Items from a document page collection
++++++++

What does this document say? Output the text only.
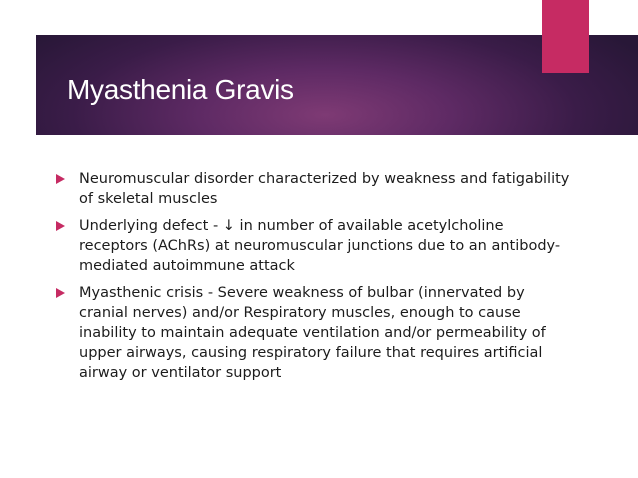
Myasthenia Gravis
Neuromuscular disorder characterized by weakness and fatigability of skeletal muscles
Underlying defect - ↓ in number of available acetylcholine receptors (AChRs) at neuromuscular junctions due to an antibody-mediated autoimmune attack
Myasthenic crisis - Severe weakness of bulbar (innervated by cranial nerves) and/or Respiratory muscles, enough to cause inability to maintain adequate ventilation and/or permeability of upper airways, causing respiratory failure that requires artificial airway or ventilator support
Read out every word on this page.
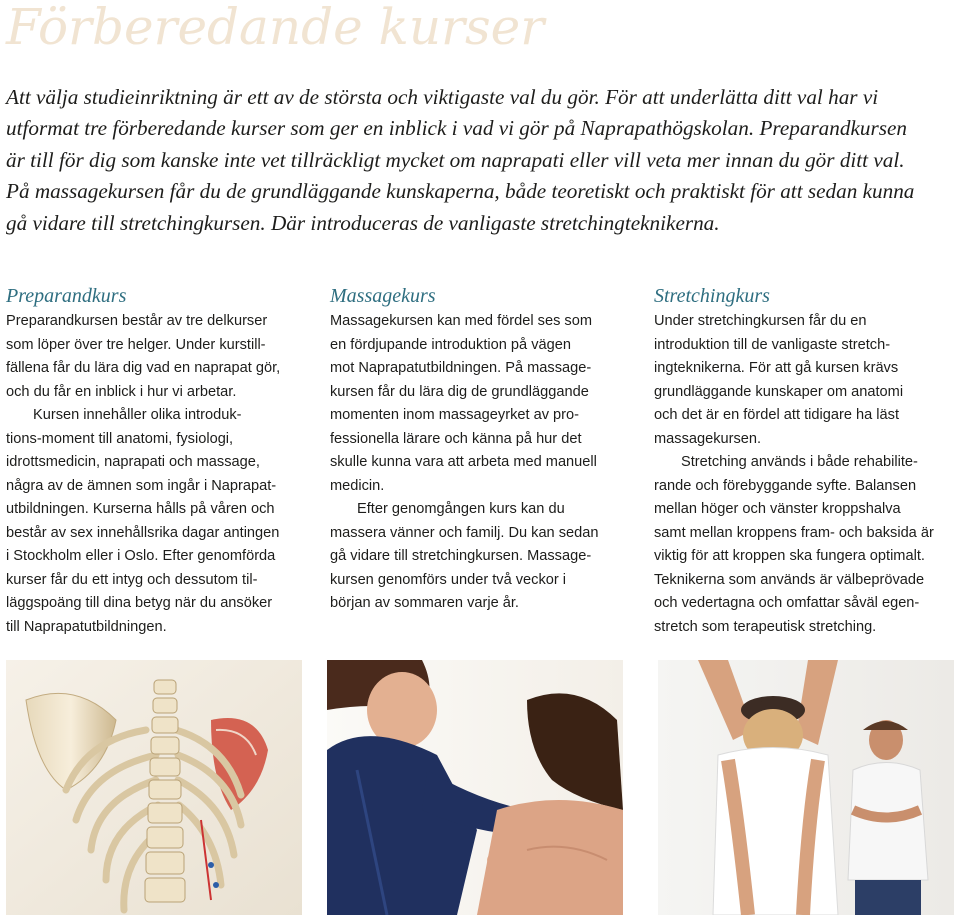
Förberedande kurser

Att välja studieinriktning är ett av de största och viktigaste val du gör. För att underlätta ditt val har vi
utformat tre förberedande kurser som ger en inblick i vad vi gör på Naprapathögskolan. Preparandkursen
är till för dig som kanske inte vet tillräckligt mycket om naprapati eller vill veta mer innan du gör ditt val.
På massagekursen får du de grundläggande kunskaperna, både teoretiskt och praktiskt för att sedan kunna
gå vidare till stretchingkursen. Där introduceras de vanligaste stretchingteknikerna.

Preparandkurs

Preparandkursen består av tre delkurser
som löper över tre helger. Under kurstill-
fällena får du lära dig vad en naprapat gör,
och du får en inblick i hur vi arbetar.
Kursen innehåller olika introduk-
tions-moment till anatomi, fysiologi,
idrottsmedicin, naprapati och massage,
några av de ämnen som ingår i Naprapat-
utbildningen. Kurserna hålls på våren och
består av sex innehållsrika dagar antingen
i Stockholm eller i Oslo. Efter genomförda
kurser får du ett intyg och dessutom til-
läggspoäng till dina betyg när du ansöker
till Naprapatutbildningen.

Massagekurs

Massagekursen kan med fördel ses som
en fördjupande introduktion på vägen
mot Naprapatutbildningen. På massage-
kursen får du lära dig de grundläggande
momenten inom massageyrket av pro-
fessionella lärare och känna på hur det
skulle kunna vara att arbeta med manuell
medicin.
Efter genomgången kurs kan du
massera vänner och familj. Du kan sedan
gå vidare till stretchingkursen. Massage-
kursen genomförs under två veckor i
början av sommaren varje år.

Stretchingkurs

Under stretchingkursen får du en
introduktion till de vanligaste stretch-
ingteknikerna. För att gå kursen krävs
grundläggande kunskaper om anatomi
och det är en fördel att tidigare ha läst
massagekursen.
Stretching används i både rehabilite-
rande och förebyggande syfte. Balansen
mellan höger och vänster kroppshalva
samt mellan kroppens fram- och baksida är
viktig för att kroppen ska fungera optimalt.
Teknikerna som används är välbeprövade
och vedertagna och omfattar såväl egen-
stretch som terapeutisk stretching.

++++++++

#### [Task goal]
In repeating the entries, exclude the pictures and alter nothing else.

#### [Solved problem]
What does this document say? Output the text only.
Myasthenia Gravis
Neuromuscular disorder characterized by weakness and fatigability of skeletal muscles
Underlying defect - ↓ in number of available acetylcholine receptors (AChRs) at neuromuscular junctions due to an antibody-mediated autoimmune attack
Myasthenic crisis - Severe weakness of bulbar (innervated by cranial nerves) and/or Respiratory muscles, enough to cause inability to maintain adequate ventilation and/or permeability of upper airways, causing respiratory failure that requires artificial airway or ventilator support
Read out every word on this page.
Förberedande kurser

Att välja studieinriktning är ett av de största och viktigaste val du gör. För att underlätta ditt val har vi
utformat tre förberedande kurser som ger en inblick i vad vi gör på Naprapathögskolan. Preparandkursen
är till för dig som kanske inte vet tillräckligt mycket om naprapati eller vill veta mer innan du gör ditt val.
På massagekursen får du de grundläggande kunskaperna, både teoretiskt och praktiskt för att sedan kunna
gå vidare till stretchingkursen. Där introduceras de vanligaste stretchingteknikerna.

Preparandkurs

Preparandkursen består av tre delkurser
som löper över tre helger. Under kurstill-
fällena får du lära dig vad en naprapat gör,
och du får en inblick i hur vi arbetar.
Kursen innehåller olika introduk-
tions-moment till anatomi, fysiologi,
idrottsmedicin, naprapati och massage,
några av de ämnen som ingår i Naprapat-
utbildningen. Kurserna hålls på våren och
består av sex innehållsrika dagar antingen
i Stockholm eller i Oslo. Efter genomförda
kurser får du ett intyg och dessutom til-
läggspoäng till dina betyg när du ansöker
till Naprapatutbildningen.

Massagekurs

Massagekursen kan med fördel ses som
en fördjupande introduktion på vägen
mot Naprapatutbildningen. På massage-
kursen får du lära dig de grundläggande
momenten inom massageyrket av pro-
fessionella lärare och känna på hur det
skulle kunna vara att arbeta med manuell
medicin.
Efter genomgången kurs kan du
massera vänner och familj. Du kan sedan
gå vidare till stretchingkursen. Massage-
kursen genomförs under två veckor i
början av sommaren varje år.

Stretchingkurs

Under stretchingkursen får du en
introduktion till de vanligaste stretch-
ingteknikerna. För att gå kursen krävs
grundläggande kunskaper om anatomi
och det är en fördel att tidigare ha läst
massagekursen.
Stretching används i både rehabilite-
rande och förebyggande syfte. Balansen
mellan höger och vänster kroppshalva
samt mellan kroppens fram- och baksida är
viktig för att kroppen ska fungera optimalt.
Teknikerna som används är välbeprövade
och vedertagna och omfattar såväl egen-
stretch som terapeutisk stretching.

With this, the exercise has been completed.